(Collected data entries)
........

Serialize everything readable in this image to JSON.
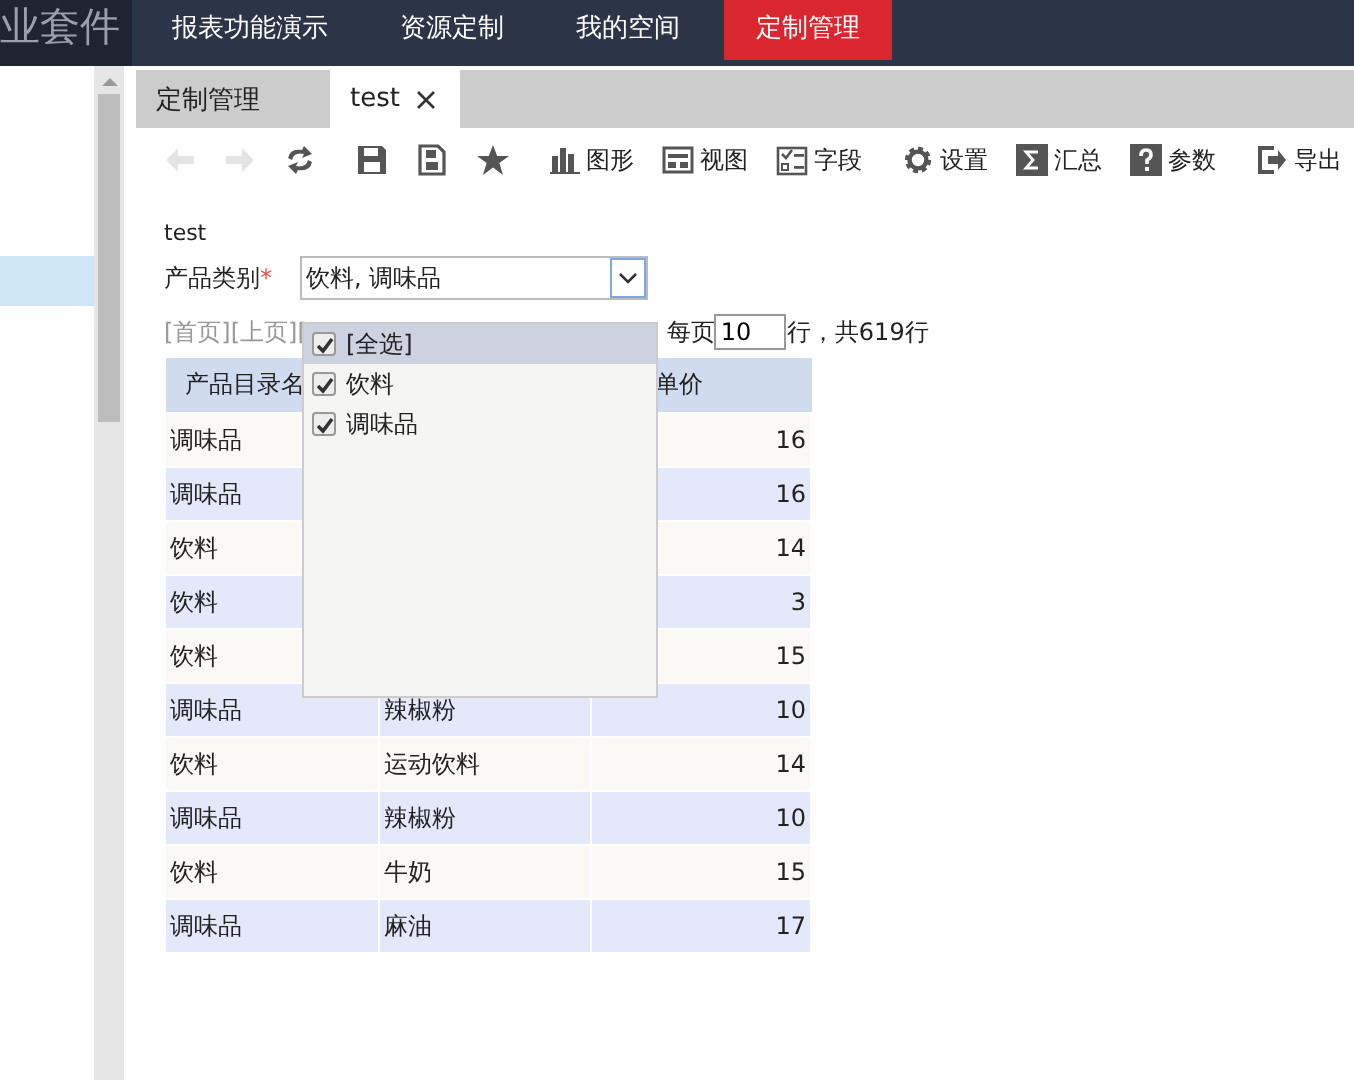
{
  "brand": "业套件",
  "nav": [
    {
      "label": "报表功能演示",
      "selected": false
    },
    {
      "label": "资源定制",
      "selected": false
    },
    {
      "label": "我的空间",
      "selected": false
    },
    {
      "label": "定制管理",
      "selected": true
    }
  ],
  "sidebar": {
    "items": [
      {
        "selected": true
      }
    ]
  },
  "tabs": [
    {
      "label": "定制管理",
      "selected": false,
      "closable": false
    },
    {
      "label": "test",
      "selected": true,
      "closable": true
    }
  ],
  "toolbar": [
    {
      "kind": "back",
      "disabled": true
    },
    {
      "kind": "forward",
      "disabled": true
    },
    {
      "kind": "refresh",
      "disabled": false
    },
    {
      "kind": "sep"
    },
    {
      "kind": "save",
      "disabled": false
    },
    {
      "kind": "saveas",
      "disabled": false
    },
    {
      "kind": "star",
      "disabled": false
    },
    {
      "kind": "sep"
    },
    {
      "kind": "chart",
      "label": "图形"
    },
    {
      "kind": "view",
      "label": "视图"
    },
    {
      "kind": "field",
      "label": "字段"
    },
    {
      "kind": "sep"
    },
    {
      "kind": "gear",
      "label": "设置"
    },
    {
      "kind": "sigma",
      "label": "汇总"
    },
    {
      "kind": "help",
      "label": "参数"
    },
    {
      "kind": "sep"
    },
    {
      "kind": "export",
      "label": "导出"
    }
  ],
  "report": {
    "title": "test",
    "filter": {
      "label": "产品类别",
      "required_mark": "*",
      "value": "饮料, 调味品",
      "expanded": true,
      "options": [
        {
          "label": "[全选]",
          "checked": true,
          "selected": true
        },
        {
          "label": "饮料",
          "checked": true,
          "selected": false
        },
        {
          "label": "调味品",
          "checked": true,
          "selected": false
        }
      ]
    },
    "pager": {
      "links": "[首页][上页][",
      "per_page_label": "每页",
      "per_page": "10",
      "total": "行，共619行"
    },
    "table": {
      "columns": [
        "产品目录名",
        null,
        "单价"
      ],
      "rows": [
        [
          "调味品",
          null,
          "16"
        ],
        [
          "调味品",
          null,
          "16"
        ],
        [
          "饮料",
          null,
          "14"
        ],
        [
          "饮料",
          null,
          "3"
        ],
        [
          "饮料",
          null,
          "15"
        ],
        [
          "调味品",
          "辣椒粉",
          "10"
        ],
        [
          "饮料",
          "运动饮料",
          "14"
        ],
        [
          "调味品",
          "辣椒粉",
          "10"
        ],
        [
          "饮料",
          "牛奶",
          "15"
        ],
        [
          "调味品",
          "麻油",
          "17"
        ]
      ]
    }
  }
}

........

> **TO DO**
Tally how many lines of the data include the word "true". Write the number and nothing else.

> **ANSWER IN FULL**
11